Stored entries

* BEGIN *

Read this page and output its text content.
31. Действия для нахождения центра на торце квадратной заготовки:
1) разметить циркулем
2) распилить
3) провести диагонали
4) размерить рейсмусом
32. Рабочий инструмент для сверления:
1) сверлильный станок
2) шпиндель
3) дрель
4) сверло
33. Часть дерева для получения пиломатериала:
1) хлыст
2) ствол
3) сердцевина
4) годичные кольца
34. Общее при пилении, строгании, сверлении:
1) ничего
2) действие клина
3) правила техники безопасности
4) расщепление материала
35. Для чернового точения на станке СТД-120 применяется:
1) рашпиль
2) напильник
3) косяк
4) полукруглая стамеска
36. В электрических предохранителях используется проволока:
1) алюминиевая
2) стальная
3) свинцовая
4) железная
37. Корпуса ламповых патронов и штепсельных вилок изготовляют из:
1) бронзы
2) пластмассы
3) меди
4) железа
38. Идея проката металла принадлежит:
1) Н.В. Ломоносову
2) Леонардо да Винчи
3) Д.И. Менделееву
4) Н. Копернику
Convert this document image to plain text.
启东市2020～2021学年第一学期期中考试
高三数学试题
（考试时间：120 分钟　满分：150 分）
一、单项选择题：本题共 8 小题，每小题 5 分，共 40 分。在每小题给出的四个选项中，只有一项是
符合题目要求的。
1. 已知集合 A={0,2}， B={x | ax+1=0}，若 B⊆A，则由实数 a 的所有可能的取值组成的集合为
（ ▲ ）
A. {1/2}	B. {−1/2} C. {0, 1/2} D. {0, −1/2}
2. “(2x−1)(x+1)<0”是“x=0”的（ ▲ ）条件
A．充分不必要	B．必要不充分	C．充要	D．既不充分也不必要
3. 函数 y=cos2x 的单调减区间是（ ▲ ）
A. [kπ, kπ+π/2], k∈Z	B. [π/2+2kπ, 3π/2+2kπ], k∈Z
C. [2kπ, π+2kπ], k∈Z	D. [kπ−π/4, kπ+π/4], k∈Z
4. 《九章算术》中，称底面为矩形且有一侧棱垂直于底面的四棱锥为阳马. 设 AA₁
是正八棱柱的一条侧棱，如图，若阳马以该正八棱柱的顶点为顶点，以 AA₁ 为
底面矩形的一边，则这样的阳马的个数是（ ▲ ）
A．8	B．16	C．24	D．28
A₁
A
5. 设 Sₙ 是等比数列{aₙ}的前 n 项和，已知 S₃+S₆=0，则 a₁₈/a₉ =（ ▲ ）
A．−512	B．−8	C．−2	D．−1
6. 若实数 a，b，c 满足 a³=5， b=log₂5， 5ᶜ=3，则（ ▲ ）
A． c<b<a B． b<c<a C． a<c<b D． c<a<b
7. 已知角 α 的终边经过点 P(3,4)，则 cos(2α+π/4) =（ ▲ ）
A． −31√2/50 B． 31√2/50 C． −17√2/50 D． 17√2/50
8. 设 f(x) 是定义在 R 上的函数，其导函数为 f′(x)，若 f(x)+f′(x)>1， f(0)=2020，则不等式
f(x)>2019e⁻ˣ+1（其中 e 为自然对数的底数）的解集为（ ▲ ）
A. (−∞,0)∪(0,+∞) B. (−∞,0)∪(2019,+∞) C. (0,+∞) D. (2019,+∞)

* END *

EXERCISE DIRECTIONS:
Copy each line above where the string "this" occurs.

EXERCISE SOLUTION:
Read this page and output its text content.
Convert this document image to plain text.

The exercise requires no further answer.